## Provided data

-=-=-=-=-

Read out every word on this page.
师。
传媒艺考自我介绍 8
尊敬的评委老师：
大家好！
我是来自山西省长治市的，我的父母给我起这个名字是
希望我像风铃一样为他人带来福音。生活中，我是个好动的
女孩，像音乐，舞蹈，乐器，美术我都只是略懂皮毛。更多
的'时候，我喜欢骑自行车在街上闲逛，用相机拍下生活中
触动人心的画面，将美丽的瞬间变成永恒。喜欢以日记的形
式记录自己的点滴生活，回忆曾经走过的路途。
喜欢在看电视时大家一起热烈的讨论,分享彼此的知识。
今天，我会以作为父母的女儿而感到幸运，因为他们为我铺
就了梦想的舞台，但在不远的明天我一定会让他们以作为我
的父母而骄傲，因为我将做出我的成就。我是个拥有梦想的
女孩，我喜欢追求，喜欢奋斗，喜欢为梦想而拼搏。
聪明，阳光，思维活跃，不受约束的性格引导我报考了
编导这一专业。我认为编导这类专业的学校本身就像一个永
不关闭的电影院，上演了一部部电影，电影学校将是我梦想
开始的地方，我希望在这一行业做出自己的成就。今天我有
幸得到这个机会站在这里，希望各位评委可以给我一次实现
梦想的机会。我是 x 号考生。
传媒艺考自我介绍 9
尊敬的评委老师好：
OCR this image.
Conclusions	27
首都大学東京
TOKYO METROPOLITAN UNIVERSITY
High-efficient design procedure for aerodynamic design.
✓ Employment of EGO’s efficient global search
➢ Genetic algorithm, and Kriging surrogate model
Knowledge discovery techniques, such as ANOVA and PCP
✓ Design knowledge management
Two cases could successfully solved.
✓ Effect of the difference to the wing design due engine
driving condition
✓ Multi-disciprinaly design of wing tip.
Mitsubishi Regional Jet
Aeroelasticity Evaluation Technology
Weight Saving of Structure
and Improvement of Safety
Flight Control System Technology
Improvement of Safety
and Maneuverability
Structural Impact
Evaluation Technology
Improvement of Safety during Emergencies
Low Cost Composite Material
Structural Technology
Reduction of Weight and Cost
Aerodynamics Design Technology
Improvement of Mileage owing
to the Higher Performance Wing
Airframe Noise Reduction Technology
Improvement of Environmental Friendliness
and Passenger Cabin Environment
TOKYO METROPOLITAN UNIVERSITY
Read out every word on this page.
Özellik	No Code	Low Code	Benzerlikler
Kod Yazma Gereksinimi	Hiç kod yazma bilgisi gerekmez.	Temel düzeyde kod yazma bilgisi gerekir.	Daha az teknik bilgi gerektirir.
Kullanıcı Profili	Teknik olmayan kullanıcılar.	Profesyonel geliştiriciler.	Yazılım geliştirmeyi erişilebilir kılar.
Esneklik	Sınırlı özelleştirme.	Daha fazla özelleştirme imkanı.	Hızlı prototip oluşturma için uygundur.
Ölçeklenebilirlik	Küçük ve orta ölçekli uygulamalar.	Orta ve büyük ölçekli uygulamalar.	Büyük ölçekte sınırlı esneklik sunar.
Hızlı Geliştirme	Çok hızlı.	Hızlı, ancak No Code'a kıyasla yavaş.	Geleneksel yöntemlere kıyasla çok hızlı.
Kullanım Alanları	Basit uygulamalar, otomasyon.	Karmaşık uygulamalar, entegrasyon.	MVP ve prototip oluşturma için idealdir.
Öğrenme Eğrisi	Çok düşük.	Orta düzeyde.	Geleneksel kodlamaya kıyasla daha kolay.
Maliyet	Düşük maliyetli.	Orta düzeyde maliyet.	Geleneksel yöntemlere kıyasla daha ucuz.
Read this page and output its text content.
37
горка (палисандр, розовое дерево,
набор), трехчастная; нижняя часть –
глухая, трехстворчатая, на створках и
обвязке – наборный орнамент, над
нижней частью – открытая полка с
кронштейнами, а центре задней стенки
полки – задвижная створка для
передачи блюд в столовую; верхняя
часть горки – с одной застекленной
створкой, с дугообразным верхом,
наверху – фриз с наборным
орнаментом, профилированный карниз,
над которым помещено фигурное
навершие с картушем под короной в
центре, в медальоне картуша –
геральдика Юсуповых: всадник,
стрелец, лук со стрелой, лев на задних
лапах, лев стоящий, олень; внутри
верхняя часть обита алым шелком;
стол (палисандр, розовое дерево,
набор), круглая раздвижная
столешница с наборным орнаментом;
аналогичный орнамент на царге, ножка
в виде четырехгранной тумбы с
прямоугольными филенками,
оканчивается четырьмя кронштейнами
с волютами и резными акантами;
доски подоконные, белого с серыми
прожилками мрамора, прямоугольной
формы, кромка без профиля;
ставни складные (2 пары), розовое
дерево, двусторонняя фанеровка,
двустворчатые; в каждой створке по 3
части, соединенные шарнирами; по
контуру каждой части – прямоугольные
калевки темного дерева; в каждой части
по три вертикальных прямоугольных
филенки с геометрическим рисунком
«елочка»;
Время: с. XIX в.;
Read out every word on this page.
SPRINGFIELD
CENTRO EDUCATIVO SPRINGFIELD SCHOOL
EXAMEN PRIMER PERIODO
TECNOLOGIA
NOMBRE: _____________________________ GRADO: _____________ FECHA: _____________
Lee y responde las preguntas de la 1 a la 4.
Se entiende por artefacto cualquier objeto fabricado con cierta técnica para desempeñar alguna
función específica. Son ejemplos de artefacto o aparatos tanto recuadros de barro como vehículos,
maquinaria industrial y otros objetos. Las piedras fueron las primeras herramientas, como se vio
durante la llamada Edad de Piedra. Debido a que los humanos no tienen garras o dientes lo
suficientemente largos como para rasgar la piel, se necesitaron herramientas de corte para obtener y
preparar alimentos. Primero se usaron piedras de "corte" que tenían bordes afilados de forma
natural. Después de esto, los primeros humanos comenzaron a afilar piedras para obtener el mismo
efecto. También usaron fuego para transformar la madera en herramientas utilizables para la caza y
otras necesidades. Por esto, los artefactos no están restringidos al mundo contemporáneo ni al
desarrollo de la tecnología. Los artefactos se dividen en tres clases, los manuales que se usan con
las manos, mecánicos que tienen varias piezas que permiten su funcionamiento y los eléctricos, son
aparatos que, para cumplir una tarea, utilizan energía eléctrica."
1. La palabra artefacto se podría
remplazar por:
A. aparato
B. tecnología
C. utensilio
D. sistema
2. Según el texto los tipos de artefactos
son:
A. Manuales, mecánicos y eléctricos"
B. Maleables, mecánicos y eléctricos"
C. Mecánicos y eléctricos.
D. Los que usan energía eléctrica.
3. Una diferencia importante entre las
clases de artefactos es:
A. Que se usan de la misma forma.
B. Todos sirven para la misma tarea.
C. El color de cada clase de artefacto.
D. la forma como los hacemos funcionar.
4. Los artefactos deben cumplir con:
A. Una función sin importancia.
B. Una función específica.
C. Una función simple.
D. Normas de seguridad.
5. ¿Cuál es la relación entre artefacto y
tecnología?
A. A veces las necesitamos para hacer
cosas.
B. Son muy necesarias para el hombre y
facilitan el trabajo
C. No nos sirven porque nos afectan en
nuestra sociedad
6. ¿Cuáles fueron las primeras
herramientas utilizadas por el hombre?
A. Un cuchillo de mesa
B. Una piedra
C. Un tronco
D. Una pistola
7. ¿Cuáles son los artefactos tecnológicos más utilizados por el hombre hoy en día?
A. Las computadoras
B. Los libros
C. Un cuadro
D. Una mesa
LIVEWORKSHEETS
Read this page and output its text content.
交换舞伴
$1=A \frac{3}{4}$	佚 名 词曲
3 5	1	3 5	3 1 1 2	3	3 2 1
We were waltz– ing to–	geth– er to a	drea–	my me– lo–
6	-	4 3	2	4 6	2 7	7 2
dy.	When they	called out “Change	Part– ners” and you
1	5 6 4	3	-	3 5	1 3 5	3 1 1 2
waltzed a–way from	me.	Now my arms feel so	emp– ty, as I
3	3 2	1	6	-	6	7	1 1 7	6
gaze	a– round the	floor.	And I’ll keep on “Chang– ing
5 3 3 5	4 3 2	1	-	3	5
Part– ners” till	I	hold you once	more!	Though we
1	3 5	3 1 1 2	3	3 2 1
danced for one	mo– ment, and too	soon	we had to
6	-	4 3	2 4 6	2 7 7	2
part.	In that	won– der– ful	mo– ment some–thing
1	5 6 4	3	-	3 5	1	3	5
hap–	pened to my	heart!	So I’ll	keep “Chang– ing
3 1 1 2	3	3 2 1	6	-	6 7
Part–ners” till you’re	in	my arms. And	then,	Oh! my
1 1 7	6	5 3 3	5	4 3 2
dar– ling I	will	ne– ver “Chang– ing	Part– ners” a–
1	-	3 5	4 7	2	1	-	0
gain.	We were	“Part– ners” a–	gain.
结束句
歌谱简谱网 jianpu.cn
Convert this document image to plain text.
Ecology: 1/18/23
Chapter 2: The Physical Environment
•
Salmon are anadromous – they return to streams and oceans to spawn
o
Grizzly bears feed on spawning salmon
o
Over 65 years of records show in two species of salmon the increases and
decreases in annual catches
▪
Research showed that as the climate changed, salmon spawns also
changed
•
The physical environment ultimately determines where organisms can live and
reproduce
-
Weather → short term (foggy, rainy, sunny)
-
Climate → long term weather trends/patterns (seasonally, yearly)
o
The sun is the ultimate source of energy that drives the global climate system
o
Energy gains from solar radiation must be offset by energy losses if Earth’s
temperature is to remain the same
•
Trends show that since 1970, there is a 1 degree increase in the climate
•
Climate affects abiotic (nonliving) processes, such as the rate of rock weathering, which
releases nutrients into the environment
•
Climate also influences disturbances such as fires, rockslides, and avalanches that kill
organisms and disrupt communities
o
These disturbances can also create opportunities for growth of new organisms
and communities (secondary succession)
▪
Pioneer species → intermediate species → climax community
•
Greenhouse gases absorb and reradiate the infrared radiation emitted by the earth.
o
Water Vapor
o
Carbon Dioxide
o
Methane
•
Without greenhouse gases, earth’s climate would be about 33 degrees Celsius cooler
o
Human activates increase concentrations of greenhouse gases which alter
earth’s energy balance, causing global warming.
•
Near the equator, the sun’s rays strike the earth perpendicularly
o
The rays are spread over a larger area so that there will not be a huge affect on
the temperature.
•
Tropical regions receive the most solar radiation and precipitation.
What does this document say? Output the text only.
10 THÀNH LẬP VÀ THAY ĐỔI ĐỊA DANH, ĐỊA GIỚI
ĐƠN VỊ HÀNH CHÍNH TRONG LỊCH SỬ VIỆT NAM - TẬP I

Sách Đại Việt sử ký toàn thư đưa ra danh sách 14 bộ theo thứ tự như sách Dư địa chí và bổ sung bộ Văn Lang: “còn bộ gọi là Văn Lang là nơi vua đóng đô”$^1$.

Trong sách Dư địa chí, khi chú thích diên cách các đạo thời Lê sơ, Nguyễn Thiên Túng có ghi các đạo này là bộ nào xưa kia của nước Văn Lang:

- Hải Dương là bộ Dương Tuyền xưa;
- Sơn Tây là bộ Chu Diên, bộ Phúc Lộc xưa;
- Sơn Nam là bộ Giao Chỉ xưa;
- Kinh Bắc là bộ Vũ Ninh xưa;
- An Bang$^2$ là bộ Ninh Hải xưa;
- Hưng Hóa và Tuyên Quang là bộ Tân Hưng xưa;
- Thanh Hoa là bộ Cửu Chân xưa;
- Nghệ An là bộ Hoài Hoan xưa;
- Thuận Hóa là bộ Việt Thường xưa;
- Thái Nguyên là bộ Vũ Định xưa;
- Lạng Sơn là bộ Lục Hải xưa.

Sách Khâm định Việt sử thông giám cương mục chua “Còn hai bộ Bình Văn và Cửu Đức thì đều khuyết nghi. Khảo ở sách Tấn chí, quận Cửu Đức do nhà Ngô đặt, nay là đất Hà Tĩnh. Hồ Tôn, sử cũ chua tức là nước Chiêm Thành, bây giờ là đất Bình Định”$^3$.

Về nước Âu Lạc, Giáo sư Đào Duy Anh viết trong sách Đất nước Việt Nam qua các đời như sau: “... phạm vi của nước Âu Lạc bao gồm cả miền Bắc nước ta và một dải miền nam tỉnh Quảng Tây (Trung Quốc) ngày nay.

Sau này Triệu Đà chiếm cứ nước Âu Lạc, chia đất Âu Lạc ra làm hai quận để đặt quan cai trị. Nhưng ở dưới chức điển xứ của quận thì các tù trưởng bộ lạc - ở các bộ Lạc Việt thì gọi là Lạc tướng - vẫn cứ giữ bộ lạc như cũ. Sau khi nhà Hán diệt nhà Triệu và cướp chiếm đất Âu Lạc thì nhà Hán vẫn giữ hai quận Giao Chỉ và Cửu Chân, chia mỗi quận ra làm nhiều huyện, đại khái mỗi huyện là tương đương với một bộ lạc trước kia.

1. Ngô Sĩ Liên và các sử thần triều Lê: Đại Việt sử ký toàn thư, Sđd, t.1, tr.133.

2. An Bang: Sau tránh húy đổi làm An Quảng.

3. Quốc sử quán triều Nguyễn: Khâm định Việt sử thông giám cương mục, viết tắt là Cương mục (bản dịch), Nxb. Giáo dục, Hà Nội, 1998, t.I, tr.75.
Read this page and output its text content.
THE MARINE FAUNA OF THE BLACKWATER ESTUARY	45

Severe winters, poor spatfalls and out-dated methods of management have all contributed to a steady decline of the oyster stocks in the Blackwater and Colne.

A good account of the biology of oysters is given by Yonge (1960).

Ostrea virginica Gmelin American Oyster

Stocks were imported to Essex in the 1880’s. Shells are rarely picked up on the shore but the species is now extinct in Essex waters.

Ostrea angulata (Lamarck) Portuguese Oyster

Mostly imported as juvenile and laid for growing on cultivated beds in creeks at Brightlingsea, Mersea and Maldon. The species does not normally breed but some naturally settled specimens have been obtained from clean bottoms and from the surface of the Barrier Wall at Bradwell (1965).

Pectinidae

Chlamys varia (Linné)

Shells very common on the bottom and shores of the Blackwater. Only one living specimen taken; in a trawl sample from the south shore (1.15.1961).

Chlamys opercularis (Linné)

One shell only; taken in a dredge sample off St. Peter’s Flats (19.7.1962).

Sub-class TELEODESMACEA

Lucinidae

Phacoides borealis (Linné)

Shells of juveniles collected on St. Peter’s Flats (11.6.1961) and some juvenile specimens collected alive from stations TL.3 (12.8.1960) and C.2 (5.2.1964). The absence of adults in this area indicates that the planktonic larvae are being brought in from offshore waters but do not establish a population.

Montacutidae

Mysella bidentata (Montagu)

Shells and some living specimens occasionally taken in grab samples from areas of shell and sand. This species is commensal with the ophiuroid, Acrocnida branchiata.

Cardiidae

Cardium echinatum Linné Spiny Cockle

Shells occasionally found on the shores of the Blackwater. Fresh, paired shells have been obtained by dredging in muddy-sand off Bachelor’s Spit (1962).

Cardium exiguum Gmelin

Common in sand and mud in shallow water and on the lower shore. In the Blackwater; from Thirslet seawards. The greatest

-=-=-=-=-

## Problem statement
Note each line of the entries that has "humanos" in it, and copy those lines.

## Finished exercise
durante la llamada Edad de Piedra. Debido a que los humanos no tienen garras o dientes lo
natural. Después de esto, los primeros humanos comenzaron a afilar piedras para obtener el mismo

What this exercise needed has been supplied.